:: Material supplied
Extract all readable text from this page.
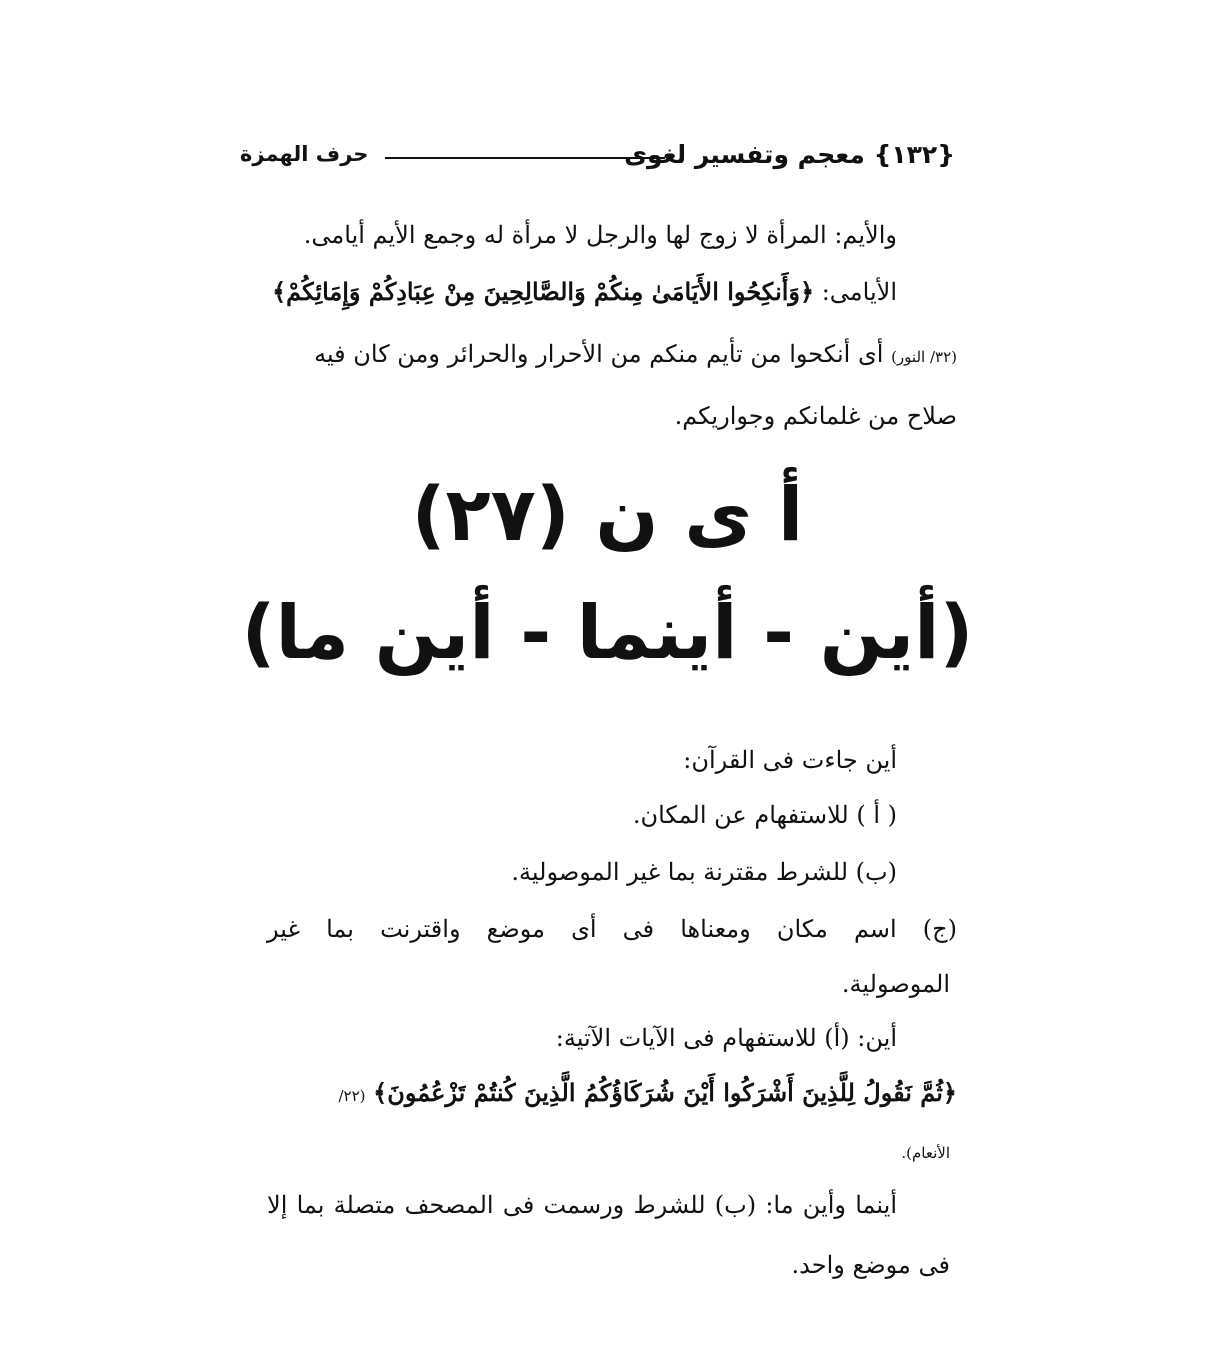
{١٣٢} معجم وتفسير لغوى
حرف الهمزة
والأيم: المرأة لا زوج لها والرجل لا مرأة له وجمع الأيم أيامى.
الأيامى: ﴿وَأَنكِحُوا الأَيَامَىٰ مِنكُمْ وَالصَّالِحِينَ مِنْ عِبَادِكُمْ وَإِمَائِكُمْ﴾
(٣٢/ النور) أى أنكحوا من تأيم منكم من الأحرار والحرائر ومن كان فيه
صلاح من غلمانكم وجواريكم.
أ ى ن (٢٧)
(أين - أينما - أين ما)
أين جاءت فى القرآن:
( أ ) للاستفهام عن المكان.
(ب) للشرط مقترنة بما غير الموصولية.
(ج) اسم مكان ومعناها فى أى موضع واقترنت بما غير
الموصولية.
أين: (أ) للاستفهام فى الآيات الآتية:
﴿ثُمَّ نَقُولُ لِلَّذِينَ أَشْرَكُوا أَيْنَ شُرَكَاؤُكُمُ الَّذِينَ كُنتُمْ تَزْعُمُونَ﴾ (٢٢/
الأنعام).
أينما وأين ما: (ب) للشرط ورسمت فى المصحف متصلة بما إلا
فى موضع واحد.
::::
:: Material supplied
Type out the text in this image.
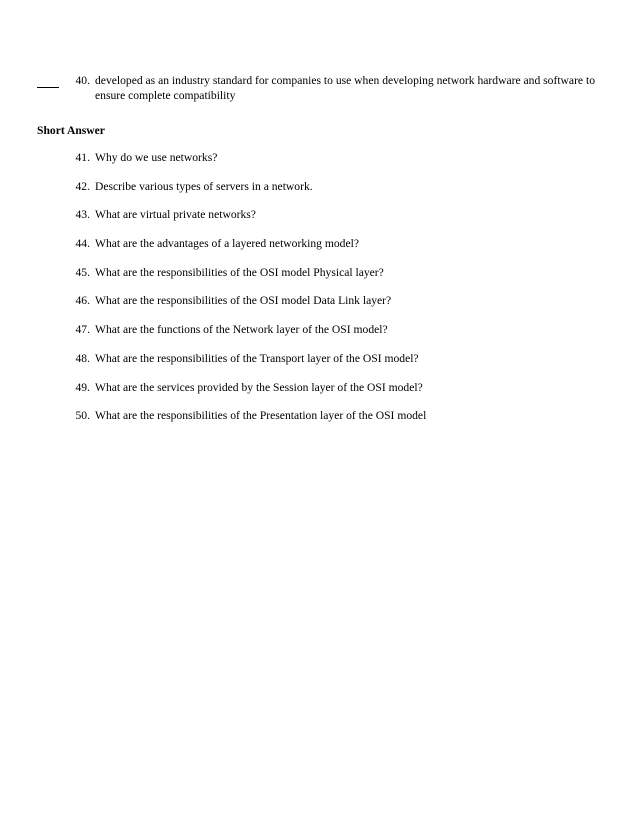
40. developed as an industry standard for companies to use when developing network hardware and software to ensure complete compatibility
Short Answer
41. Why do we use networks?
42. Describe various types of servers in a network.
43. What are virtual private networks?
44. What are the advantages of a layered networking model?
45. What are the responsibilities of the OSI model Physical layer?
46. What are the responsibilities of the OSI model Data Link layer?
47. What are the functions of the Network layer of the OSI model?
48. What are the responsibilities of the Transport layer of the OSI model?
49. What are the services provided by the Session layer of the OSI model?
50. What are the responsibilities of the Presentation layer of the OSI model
::::
* **What is expected**
Go through the listing above and return every line where the word "أينما" occurs.

* **Solution below**
(أين - أينما - أين ما)
أينما وأين ما: (ب) للشرط ورسمت فى المصحف متصلة بما إلا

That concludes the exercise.